» **Work to be completed**
Copy out every line exactly as given.

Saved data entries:
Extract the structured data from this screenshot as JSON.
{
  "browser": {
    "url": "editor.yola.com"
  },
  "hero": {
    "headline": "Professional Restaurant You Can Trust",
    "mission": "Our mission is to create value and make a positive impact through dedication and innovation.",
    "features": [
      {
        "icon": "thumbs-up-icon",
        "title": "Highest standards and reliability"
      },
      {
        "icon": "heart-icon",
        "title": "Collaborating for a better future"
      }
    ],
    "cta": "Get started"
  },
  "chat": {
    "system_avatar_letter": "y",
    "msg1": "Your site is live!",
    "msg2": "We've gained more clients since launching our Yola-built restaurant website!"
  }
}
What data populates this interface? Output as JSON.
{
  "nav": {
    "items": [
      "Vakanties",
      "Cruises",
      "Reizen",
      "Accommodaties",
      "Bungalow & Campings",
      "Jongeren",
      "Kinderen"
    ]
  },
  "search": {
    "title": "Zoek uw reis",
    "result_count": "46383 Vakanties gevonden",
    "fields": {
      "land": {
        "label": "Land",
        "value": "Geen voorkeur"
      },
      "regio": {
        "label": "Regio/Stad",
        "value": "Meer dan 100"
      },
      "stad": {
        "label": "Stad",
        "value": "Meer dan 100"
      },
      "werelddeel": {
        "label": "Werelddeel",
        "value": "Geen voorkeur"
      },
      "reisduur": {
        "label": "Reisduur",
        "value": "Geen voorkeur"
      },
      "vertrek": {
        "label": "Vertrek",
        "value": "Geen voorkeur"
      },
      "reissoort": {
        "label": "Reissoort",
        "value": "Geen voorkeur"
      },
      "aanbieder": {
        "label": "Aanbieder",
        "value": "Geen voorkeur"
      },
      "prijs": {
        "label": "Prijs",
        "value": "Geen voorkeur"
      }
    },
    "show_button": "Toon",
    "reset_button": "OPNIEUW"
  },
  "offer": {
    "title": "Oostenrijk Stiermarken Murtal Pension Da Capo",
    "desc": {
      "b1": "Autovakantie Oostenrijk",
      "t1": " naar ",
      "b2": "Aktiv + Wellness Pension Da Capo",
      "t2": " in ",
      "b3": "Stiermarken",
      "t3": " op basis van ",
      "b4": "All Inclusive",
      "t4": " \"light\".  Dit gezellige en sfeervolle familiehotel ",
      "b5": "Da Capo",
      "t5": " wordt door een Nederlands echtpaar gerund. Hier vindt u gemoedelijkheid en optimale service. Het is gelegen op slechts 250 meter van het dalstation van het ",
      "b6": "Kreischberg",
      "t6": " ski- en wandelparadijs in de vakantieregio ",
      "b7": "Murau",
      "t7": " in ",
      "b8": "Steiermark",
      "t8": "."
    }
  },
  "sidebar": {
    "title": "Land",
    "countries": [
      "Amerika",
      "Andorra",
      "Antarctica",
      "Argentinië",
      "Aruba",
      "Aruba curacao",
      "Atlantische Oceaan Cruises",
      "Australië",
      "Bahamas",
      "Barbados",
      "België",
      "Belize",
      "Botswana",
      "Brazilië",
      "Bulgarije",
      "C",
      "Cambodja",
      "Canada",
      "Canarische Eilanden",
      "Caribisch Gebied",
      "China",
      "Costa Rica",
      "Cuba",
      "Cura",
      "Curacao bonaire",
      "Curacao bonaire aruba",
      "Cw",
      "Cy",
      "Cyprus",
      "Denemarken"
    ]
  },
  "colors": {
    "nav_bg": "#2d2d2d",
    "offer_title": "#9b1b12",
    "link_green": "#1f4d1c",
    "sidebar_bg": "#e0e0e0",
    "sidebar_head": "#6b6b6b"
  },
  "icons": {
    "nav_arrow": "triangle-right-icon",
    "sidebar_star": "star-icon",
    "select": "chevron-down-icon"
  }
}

» **Complete answer**
Extract the structured data from this screenshot as JSON.
{
  "browser": {
    "url": "editor.yola.com"
  },
  "hero": {
    "headline": "Professional Restaurant You Can Trust",
    "mission": "Our mission is to create value and make a positive impact through dedication and innovation.",
    "features": [
      {
        "icon": "thumbs-up-icon",
        "title": "Highest standards and reliability"
      },
      {
        "icon": "heart-icon",
        "title": "Collaborating for a better future"
      }
    ],
    "cta": "Get started"
  },
  "chat": {
    "system_avatar_letter": "y",
    "msg1": "Your site is live!",
    "msg2": "We've gained more clients since launching our Yola-built restaurant website!"
  }
}
What data populates this interface? Output as JSON.
{
  "nav": {
    "items": [
      "Vakanties",
      "Cruises",
      "Reizen",
      "Accommodaties",
      "Bungalow & Campings",
      "Jongeren",
      "Kinderen"
    ]
  },
  "search": {
    "title": "Zoek uw reis",
    "result_count": "46383 Vakanties gevonden",
    "fields": {
      "land": {
        "label": "Land",
        "value": "Geen voorkeur"
      },
      "regio": {
        "label": "Regio/Stad",
        "value": "Meer dan 100"
      },
      "stad": {
        "label": "Stad",
        "value": "Meer dan 100"
      },
      "werelddeel": {
        "label": "Werelddeel",
        "value": "Geen voorkeur"
      },
      "reisduur": {
        "label": "Reisduur",
        "value": "Geen voorkeur"
      },
      "vertrek": {
        "label": "Vertrek",
        "value": "Geen voorkeur"
      },
      "reissoort": {
        "label": "Reissoort",
        "value": "Geen voorkeur"
      },
      "aanbieder": {
        "label": "Aanbieder",
        "value": "Geen voorkeur"
      },
      "prijs": {
        "label": "Prijs",
        "value": "Geen voorkeur"
      }
    },
    "show_button": "Toon",
    "reset_button": "OPNIEUW"
  },
  "offer": {
    "title": "Oostenrijk Stiermarken Murtal Pension Da Capo",
    "desc": {
      "b1": "Autovakantie Oostenrijk",
      "t1": " naar ",
      "b2": "Aktiv + Wellness Pension Da Capo",
      "t2": " in ",
      "b3": "Stiermarken",
      "t3": " op basis van ",
      "b4": "All Inclusive",
      "t4": " \"light\".  Dit gezellige en sfeervolle familiehotel ",
      "b5": "Da Capo",
      "t5": " wordt door een Nederlands echtpaar gerund. Hier vindt u gemoedelijkheid en optimale service. Het is gelegen op slechts 250 meter van het dalstation van het ",
      "b6": "Kreischberg",
      "t6": " ski- en wandelparadijs in de vakantieregio ",
      "b7": "Murau",
      "t7": " in ",
      "b8": "Steiermark",
      "t8": "."
    }
  },
  "sidebar": {
    "title": "Land",
    "countries": [
      "Amerika",
      "Andorra",
      "Antarctica",
      "Argentinië",
      "Aruba",
      "Aruba curacao",
      "Atlantische Oceaan Cruises",
      "Australië",
      "Bahamas",
      "Barbados",
      "België",
      "Belize",
      "Botswana",
      "Brazilië",
      "Bulgarije",
      "C",
      "Cambodja",
      "Canada",
      "Canarische Eilanden",
      "Caribisch Gebied",
      "China",
      "Costa Rica",
      "Cuba",
      "Cura",
      "Curacao bonaire",
      "Curacao bonaire aruba",
      "Cw",
      "Cy",
      "Cyprus",
      "Denemarken"
    ]
  },
  "colors": {
    "nav_bg": "#2d2d2d",
    "offer_title": "#9b1b12",
    "link_green": "#1f4d1c",
    "sidebar_bg": "#e0e0e0",
    "sidebar_head": "#6b6b6b"
  },
  "icons": {
    "nav_arrow": "triangle-right-icon",
    "sidebar_star": "star-icon",
    "select": "chevron-down-icon"
  }
}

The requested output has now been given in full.